**SHORT EXERCISE:** Make an exact copy of the entries below with the pictures removed.

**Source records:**

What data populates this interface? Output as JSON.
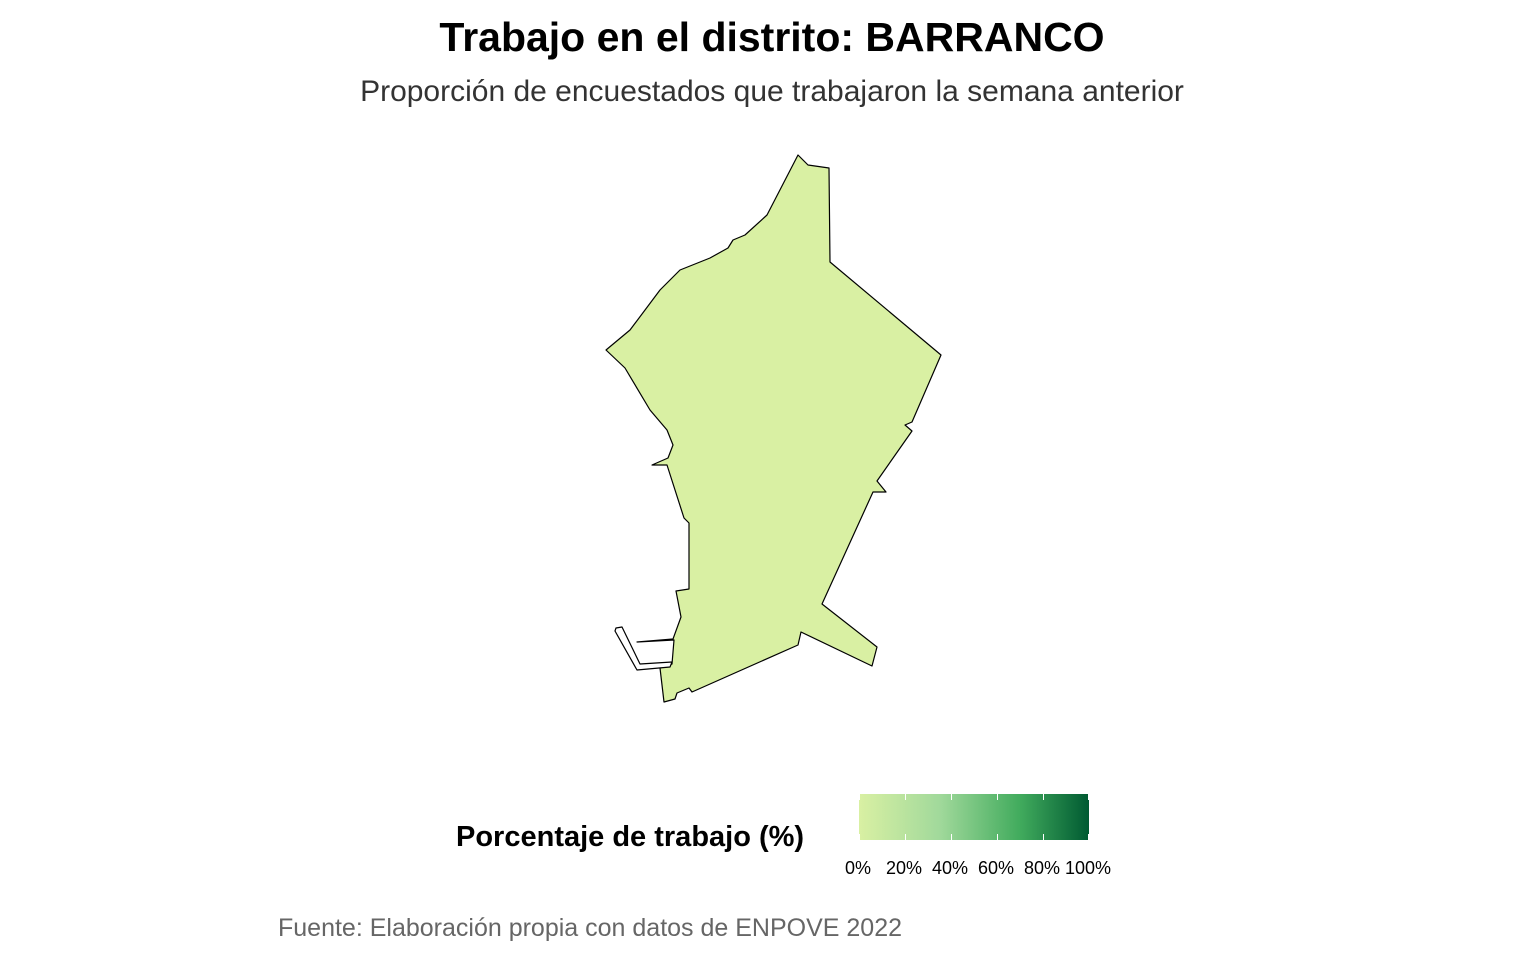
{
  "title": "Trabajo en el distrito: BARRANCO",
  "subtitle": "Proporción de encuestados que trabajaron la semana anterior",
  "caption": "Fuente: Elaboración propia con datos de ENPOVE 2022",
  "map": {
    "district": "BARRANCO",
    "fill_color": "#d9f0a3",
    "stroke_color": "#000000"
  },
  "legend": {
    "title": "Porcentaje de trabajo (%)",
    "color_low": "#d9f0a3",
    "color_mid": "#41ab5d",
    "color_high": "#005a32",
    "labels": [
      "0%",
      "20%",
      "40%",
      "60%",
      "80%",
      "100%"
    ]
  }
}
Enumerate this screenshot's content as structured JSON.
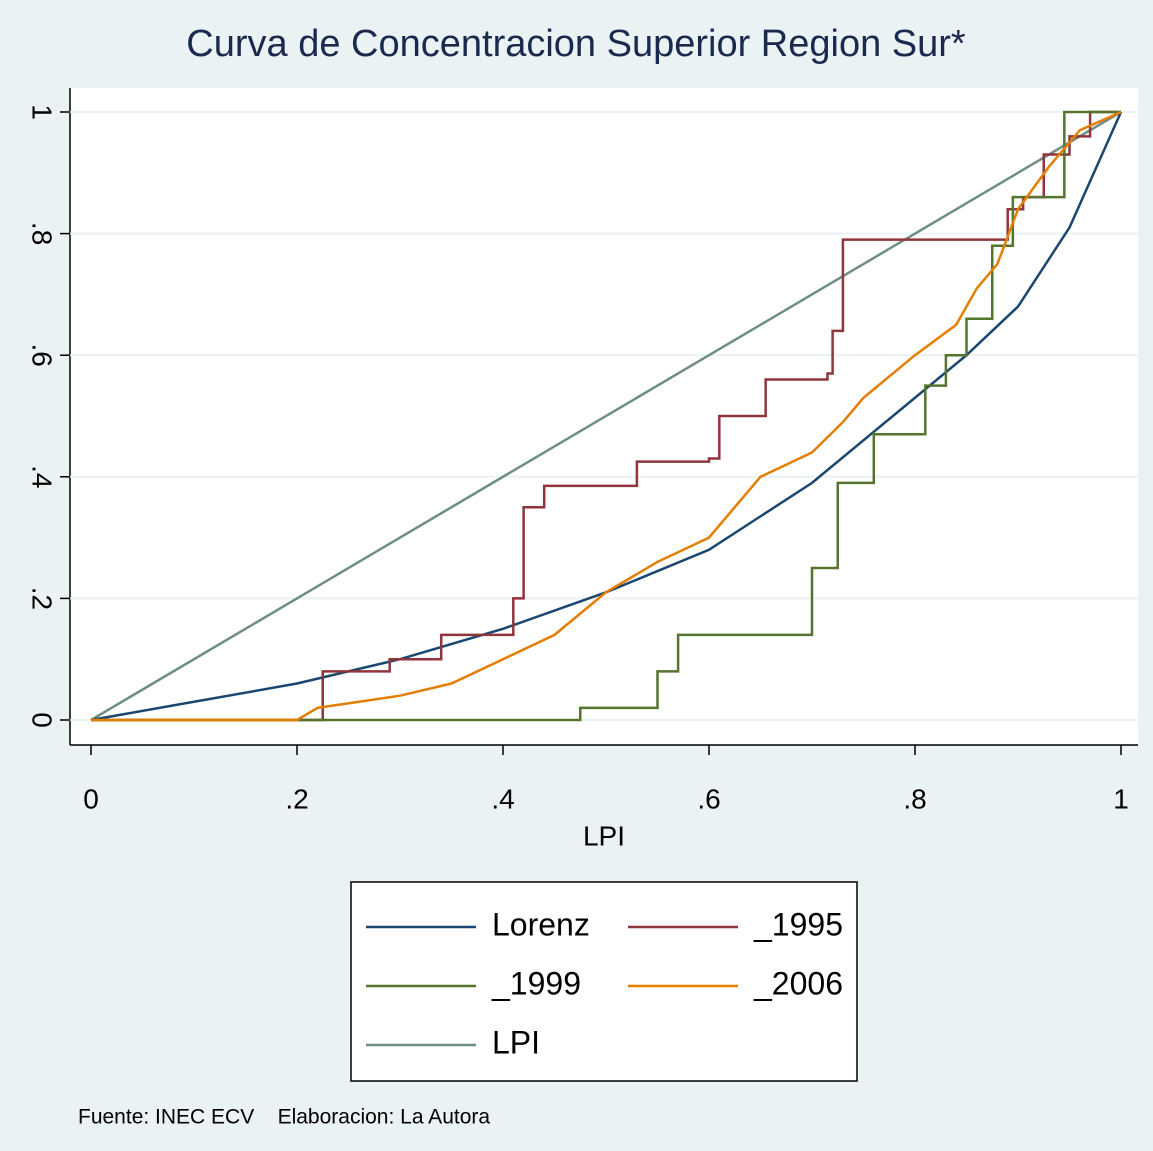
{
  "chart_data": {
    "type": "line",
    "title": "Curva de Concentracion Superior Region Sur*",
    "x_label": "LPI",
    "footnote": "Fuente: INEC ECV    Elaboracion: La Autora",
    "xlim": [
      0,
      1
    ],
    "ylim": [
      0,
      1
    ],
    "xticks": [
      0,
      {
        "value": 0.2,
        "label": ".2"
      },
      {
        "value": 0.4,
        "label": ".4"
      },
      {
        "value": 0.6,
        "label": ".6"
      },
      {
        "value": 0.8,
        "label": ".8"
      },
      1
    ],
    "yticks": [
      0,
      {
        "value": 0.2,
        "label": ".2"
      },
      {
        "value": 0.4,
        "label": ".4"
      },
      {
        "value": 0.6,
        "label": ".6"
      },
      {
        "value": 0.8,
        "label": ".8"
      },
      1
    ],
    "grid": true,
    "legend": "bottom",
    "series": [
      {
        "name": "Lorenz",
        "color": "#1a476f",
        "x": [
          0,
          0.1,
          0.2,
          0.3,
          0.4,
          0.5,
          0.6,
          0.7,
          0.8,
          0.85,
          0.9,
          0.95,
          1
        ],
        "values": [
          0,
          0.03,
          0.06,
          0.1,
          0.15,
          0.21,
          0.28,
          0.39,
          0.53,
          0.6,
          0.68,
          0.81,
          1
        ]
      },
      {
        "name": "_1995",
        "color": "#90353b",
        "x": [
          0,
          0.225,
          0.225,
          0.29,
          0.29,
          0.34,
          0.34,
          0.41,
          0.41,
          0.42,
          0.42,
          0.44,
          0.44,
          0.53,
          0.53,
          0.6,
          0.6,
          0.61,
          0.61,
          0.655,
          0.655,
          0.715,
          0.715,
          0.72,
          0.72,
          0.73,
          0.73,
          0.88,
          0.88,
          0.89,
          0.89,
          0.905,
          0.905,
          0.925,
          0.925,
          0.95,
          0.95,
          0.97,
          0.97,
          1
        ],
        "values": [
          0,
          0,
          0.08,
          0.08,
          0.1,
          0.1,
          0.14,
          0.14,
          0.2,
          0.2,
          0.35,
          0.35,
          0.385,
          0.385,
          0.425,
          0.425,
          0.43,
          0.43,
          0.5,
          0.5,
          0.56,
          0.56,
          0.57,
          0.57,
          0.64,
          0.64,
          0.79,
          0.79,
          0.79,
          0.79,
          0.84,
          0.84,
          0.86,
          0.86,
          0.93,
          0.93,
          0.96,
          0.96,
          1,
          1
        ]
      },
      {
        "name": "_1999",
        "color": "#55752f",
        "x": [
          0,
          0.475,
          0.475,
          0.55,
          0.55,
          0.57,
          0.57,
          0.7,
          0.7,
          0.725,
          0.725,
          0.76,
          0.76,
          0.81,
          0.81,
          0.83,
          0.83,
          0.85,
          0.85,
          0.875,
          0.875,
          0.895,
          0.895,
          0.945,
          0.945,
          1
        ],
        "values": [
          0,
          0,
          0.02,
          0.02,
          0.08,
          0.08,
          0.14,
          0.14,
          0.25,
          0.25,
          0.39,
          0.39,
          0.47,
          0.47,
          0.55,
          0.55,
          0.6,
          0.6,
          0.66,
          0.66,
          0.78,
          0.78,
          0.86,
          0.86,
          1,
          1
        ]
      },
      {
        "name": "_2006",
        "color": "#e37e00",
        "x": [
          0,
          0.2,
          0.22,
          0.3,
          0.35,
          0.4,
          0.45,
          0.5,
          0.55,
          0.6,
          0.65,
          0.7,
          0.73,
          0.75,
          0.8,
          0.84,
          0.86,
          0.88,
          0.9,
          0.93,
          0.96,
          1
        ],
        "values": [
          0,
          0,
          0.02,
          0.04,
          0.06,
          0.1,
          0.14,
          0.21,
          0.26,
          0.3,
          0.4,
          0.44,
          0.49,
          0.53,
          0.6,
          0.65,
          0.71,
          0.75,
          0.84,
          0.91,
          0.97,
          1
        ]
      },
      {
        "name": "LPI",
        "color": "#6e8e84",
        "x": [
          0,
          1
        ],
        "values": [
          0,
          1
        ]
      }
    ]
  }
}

**EXERCISE RESULT:**
What data populates this interface? Output as JSON.
{
  "title": "Trabajo en el distrito: BARRANCO",
  "subtitle": "Proporción de encuestados que trabajaron la semana anterior",
  "caption": "Fuente: Elaboración propia con datos de ENPOVE 2022",
  "map": {
    "district": "BARRANCO",
    "fill_color": "#d9f0a3",
    "stroke_color": "#000000"
  },
  "legend": {
    "title": "Porcentaje de trabajo (%)",
    "color_low": "#d9f0a3",
    "color_mid": "#41ab5d",
    "color_high": "#005a32",
    "labels": [
      "0%",
      "20%",
      "40%",
      "60%",
      "80%",
      "100%"
    ]
  }
}
Enumerate this screenshot's content as structured JSON.
{
  "chart_data": {
    "type": "line",
    "title": "Curva de Concentracion Superior Region Sur*",
    "x_label": "LPI",
    "footnote": "Fuente: INEC ECV    Elaboracion: La Autora",
    "xlim": [
      0,
      1
    ],
    "ylim": [
      0,
      1
    ],
    "xticks": [
      0,
      {
        "value": 0.2,
        "label": ".2"
      },
      {
        "value": 0.4,
        "label": ".4"
      },
      {
        "value": 0.6,
        "label": ".6"
      },
      {
        "value": 0.8,
        "label": ".8"
      },
      1
    ],
    "yticks": [
      0,
      {
        "value": 0.2,
        "label": ".2"
      },
      {
        "value": 0.4,
        "label": ".4"
      },
      {
        "value": 0.6,
        "label": ".6"
      },
      {
        "value": 0.8,
        "label": ".8"
      },
      1
    ],
    "grid": true,
    "legend": "bottom",
    "series": [
      {
        "name": "Lorenz",
        "color": "#1a476f",
        "x": [
          0,
          0.1,
          0.2,
          0.3,
          0.4,
          0.5,
          0.6,
          0.7,
          0.8,
          0.85,
          0.9,
          0.95,
          1
        ],
        "values": [
          0,
          0.03,
          0.06,
          0.1,
          0.15,
          0.21,
          0.28,
          0.39,
          0.53,
          0.6,
          0.68,
          0.81,
          1
        ]
      },
      {
        "name": "_1995",
        "color": "#90353b",
        "x": [
          0,
          0.225,
          0.225,
          0.29,
          0.29,
          0.34,
          0.34,
          0.41,
          0.41,
          0.42,
          0.42,
          0.44,
          0.44,
          0.53,
          0.53,
          0.6,
          0.6,
          0.61,
          0.61,
          0.655,
          0.655,
          0.715,
          0.715,
          0.72,
          0.72,
          0.73,
          0.73,
          0.88,
          0.88,
          0.89,
          0.89,
          0.905,
          0.905,
          0.925,
          0.925,
          0.95,
          0.95,
          0.97,
          0.97,
          1
        ],
        "values": [
          0,
          0,
          0.08,
          0.08,
          0.1,
          0.1,
          0.14,
          0.14,
          0.2,
          0.2,
          0.35,
          0.35,
          0.385,
          0.385,
          0.425,
          0.425,
          0.43,
          0.43,
          0.5,
          0.5,
          0.56,
          0.56,
          0.57,
          0.57,
          0.64,
          0.64,
          0.79,
          0.79,
          0.79,
          0.79,
          0.84,
          0.84,
          0.86,
          0.86,
          0.93,
          0.93,
          0.96,
          0.96,
          1,
          1
        ]
      },
      {
        "name": "_1999",
        "color": "#55752f",
        "x": [
          0,
          0.475,
          0.475,
          0.55,
          0.55,
          0.57,
          0.57,
          0.7,
          0.7,
          0.725,
          0.725,
          0.76,
          0.76,
          0.81,
          0.81,
          0.83,
          0.83,
          0.85,
          0.85,
          0.875,
          0.875,
          0.895,
          0.895,
          0.945,
          0.945,
          1
        ],
        "values": [
          0,
          0,
          0.02,
          0.02,
          0.08,
          0.08,
          0.14,
          0.14,
          0.25,
          0.25,
          0.39,
          0.39,
          0.47,
          0.47,
          0.55,
          0.55,
          0.6,
          0.6,
          0.66,
          0.66,
          0.78,
          0.78,
          0.86,
          0.86,
          1,
          1
        ]
      },
      {
        "name": "_2006",
        "color": "#e37e00",
        "x": [
          0,
          0.2,
          0.22,
          0.3,
          0.35,
          0.4,
          0.45,
          0.5,
          0.55,
          0.6,
          0.65,
          0.7,
          0.73,
          0.75,
          0.8,
          0.84,
          0.86,
          0.88,
          0.9,
          0.93,
          0.96,
          1
        ],
        "values": [
          0,
          0,
          0.02,
          0.04,
          0.06,
          0.1,
          0.14,
          0.21,
          0.26,
          0.3,
          0.4,
          0.44,
          0.49,
          0.53,
          0.6,
          0.65,
          0.71,
          0.75,
          0.84,
          0.91,
          0.97,
          1
        ]
      },
      {
        "name": "LPI",
        "color": "#6e8e84",
        "x": [
          0,
          1
        ],
        "values": [
          0,
          1
        ]
      }
    ]
  }
}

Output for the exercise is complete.